§ **Stated exercise**
Quote the data below in full, please, without altering anything.

§ **Records from a collection**

===============

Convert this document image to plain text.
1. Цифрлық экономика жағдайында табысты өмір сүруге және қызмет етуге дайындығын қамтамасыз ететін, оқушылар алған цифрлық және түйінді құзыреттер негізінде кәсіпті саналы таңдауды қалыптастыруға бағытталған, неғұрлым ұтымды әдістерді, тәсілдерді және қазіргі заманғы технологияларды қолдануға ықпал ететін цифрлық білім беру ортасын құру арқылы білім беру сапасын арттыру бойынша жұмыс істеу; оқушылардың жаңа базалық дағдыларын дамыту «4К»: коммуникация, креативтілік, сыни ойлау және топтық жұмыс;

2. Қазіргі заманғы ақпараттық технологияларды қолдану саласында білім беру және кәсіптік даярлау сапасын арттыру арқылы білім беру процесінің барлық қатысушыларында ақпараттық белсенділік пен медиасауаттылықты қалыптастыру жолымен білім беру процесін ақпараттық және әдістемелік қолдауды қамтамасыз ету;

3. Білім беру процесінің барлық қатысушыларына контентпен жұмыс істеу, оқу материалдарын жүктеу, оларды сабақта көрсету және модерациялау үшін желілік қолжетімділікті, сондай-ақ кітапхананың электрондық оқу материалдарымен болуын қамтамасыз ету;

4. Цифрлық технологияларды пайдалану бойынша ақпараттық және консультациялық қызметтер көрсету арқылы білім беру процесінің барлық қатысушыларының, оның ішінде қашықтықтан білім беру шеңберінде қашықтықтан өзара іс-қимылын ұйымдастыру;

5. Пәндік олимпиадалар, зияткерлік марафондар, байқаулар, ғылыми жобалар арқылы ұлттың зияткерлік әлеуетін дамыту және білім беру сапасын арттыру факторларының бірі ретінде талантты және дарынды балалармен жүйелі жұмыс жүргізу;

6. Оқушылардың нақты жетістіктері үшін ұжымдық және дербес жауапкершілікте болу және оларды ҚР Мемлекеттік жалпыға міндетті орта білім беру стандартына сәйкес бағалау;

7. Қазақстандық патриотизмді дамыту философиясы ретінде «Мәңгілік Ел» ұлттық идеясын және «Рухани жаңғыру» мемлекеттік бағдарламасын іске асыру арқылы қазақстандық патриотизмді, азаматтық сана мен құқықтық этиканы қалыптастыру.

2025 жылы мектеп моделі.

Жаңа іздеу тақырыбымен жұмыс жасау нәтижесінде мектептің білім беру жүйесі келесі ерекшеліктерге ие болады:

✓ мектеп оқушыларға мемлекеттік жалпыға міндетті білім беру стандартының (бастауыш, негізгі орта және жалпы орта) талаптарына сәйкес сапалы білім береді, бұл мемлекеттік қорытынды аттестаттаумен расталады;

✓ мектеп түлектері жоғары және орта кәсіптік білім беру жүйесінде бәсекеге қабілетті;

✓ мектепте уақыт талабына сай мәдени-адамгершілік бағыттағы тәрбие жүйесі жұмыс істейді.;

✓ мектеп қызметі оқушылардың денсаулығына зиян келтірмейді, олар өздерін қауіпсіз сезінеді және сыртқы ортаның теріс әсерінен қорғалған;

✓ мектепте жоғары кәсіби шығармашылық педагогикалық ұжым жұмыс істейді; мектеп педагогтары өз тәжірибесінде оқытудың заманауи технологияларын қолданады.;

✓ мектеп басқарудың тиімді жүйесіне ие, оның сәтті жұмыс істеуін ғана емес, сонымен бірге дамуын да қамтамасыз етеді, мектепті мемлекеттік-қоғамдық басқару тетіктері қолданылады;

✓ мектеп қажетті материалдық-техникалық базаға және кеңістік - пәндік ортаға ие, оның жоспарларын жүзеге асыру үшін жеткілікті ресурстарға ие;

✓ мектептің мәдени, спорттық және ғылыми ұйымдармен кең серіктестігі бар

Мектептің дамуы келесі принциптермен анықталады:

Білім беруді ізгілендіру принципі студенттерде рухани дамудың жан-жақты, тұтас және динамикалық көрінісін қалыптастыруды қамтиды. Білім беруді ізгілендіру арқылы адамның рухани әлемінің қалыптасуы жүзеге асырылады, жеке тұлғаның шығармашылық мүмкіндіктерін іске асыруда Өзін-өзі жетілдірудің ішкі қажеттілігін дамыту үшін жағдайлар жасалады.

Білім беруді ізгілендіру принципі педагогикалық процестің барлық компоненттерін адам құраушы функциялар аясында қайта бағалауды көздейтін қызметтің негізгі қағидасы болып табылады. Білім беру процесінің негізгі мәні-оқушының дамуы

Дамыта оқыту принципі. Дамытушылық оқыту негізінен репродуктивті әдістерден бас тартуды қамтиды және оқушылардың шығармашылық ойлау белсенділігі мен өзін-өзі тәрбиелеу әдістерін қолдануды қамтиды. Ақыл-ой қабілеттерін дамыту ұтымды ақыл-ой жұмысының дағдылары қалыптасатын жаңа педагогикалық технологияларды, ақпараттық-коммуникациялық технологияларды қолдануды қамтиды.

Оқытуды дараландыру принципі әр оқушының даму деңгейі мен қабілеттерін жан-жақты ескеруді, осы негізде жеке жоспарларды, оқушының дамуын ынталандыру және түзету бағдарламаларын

===============

§ **Completed exercise**
Convert this document image to plain text.
1. Цифрлық экономика жағдайында табысты өмір сүруге және қызмет етуге дайындығын қамтамасыз ететін, оқушылар алған цифрлық және түйінді құзыреттер негізінде кәсіпті саналы таңдауды қалыптастыруға бағытталған, неғұрлым ұтымды әдістерді, тәсілдерді және қазіргі заманғы технологияларды қолдануға ықпал ететін цифрлық білім беру ортасын құру арқылы білім беру сапасын арттыру бойынша жұмыс істеу; оқушылардың жаңа базалық дағдыларын дамыту «4К»: коммуникация, креативтілік, сыни ойлау және топтық жұмыс;

2. Қазіргі заманғы ақпараттық технологияларды қолдану саласында білім беру және кәсіптік даярлау сапасын арттыру арқылы білім беру процесінің барлық қатысушыларында ақпараттық белсенділік пен медиасауаттылықты қалыптастыру жолымен білім беру процесін ақпараттық және әдістемелік қолдауды қамтамасыз ету;

3. Білім беру процесінің барлық қатысушыларына контентпен жұмыс істеу, оқу материалдарын жүктеу, оларды сабақта көрсету және модерациялау үшін желілік қолжетімділікті, сондай-ақ кітапхананың электрондық оқу материалдарымен болуын қамтамасыз ету;

4. Цифрлық технологияларды пайдалану бойынша ақпараттық және консультациялық қызметтер көрсету арқылы білім беру процесінің барлық қатысушыларының, оның ішінде қашықтықтан білім беру шеңберінде қашықтықтан өзара іс-қимылын ұйымдастыру;

5. Пәндік олимпиадалар, зияткерлік марафондар, байқаулар, ғылыми жобалар арқылы ұлттың зияткерлік әлеуетін дамыту және білім беру сапасын арттыру факторларының бірі ретінде талантты және дарынды балалармен жүйелі жұмыс жүргізу;

6. Оқушылардың нақты жетістіктері үшін ұжымдық және дербес жауапкершілікте болу және оларды ҚР Мемлекеттік жалпыға міндетті орта білім беру стандартына сәйкес бағалау;

7. Қазақстандық патриотизмді дамыту философиясы ретінде «Мәңгілік Ел» ұлттық идеясын және «Рухани жаңғыру» мемлекеттік бағдарламасын іске асыру арқылы қазақстандық патриотизмді, азаматтық сана мен құқықтық этиканы қалыптастыру.

2025 жылы мектеп моделі.

Жаңа іздеу тақырыбымен жұмыс жасау нәтижесінде мектептің білім беру жүйесі келесі ерекшеліктерге ие болады:

✓ мектеп оқушыларға мемлекеттік жалпыға міндетті білім беру стандартының (бастауыш, негізгі орта және жалпы орта) талаптарына сәйкес сапалы білім береді, бұл мемлекеттік қорытынды аттестаттаумен расталады;

✓ мектеп түлектері жоғары және орта кәсіптік білім беру жүйесінде бәсекеге қабілетті;

✓ мектепте уақыт талабына сай мәдени-адамгершілік бағыттағы тәрбие жүйесі жұмыс істейді.;

✓ мектеп қызметі оқушылардың денсаулығына зиян келтірмейді, олар өздерін қауіпсіз сезінеді және сыртқы ортаның теріс әсерінен қорғалған;

✓ мектепте жоғары кәсіби шығармашылық педагогикалық ұжым жұмыс істейді; мектеп педагогтары өз тәжірибесінде оқытудың заманауи технологияларын қолданады.;

✓ мектеп басқарудың тиімді жүйесіне ие, оның сәтті жұмыс істеуін ғана емес, сонымен бірге дамуын да қамтамасыз етеді, мектепті мемлекеттік-қоғамдық басқару тетіктері қолданылады;

✓ мектеп қажетті материалдық-техникалық базаға және кеңістік - пәндік ортаға ие, оның жоспарларын жүзеге асыру үшін жеткілікті ресурстарға ие;

✓ мектептің мәдени, спорттық және ғылыми ұйымдармен кең серіктестігі бар

Мектептің дамуы келесі принциптермен анықталады:

Білім беруді ізгілендіру принципі студенттерде рухани дамудың жан-жақты, тұтас және динамикалық көрінісін қалыптастыруды қамтиды. Білім беруді ізгілендіру арқылы адамның рухани әлемінің қалыптасуы жүзеге асырылады, жеке тұлғаның шығармашылық мүмкіндіктерін іске асыруда Өзін-өзі жетілдірудің ішкі қажеттілігін дамыту үшін жағдайлар жасалады.

Білім беруді ізгілендіру принципі педагогикалық процестің барлық компоненттерін адам құраушы функциялар аясында қайта бағалауды көздейтін қызметтің негізгі қағидасы болып табылады. Білім беру процесінің негізгі мәні-оқушының дамуы

Дамыта оқыту принципі. Дамытушылық оқыту негізінен репродуктивті әдістерден бас тартуды қамтиды және оқушылардың шығармашылық ойлау белсенділігі мен өзін-өзі тәрбиелеу әдістерін қолдануды қамтиды. Ақыл-ой қабілеттерін дамыту ұтымды ақыл-ой жұмысының дағдылары қалыптасатын жаңа педагогикалық технологияларды, ақпараттық-коммуникациялық технологияларды қолдануды қамтиды.

Оқытуды дараландыру принципі әр оқушының даму деңгейі мен қабілеттерін жан-жақты ескеруді, осы негізде жеке жоспарларды, оқушының дамуын ынталандыру және түзету бағдарламаларын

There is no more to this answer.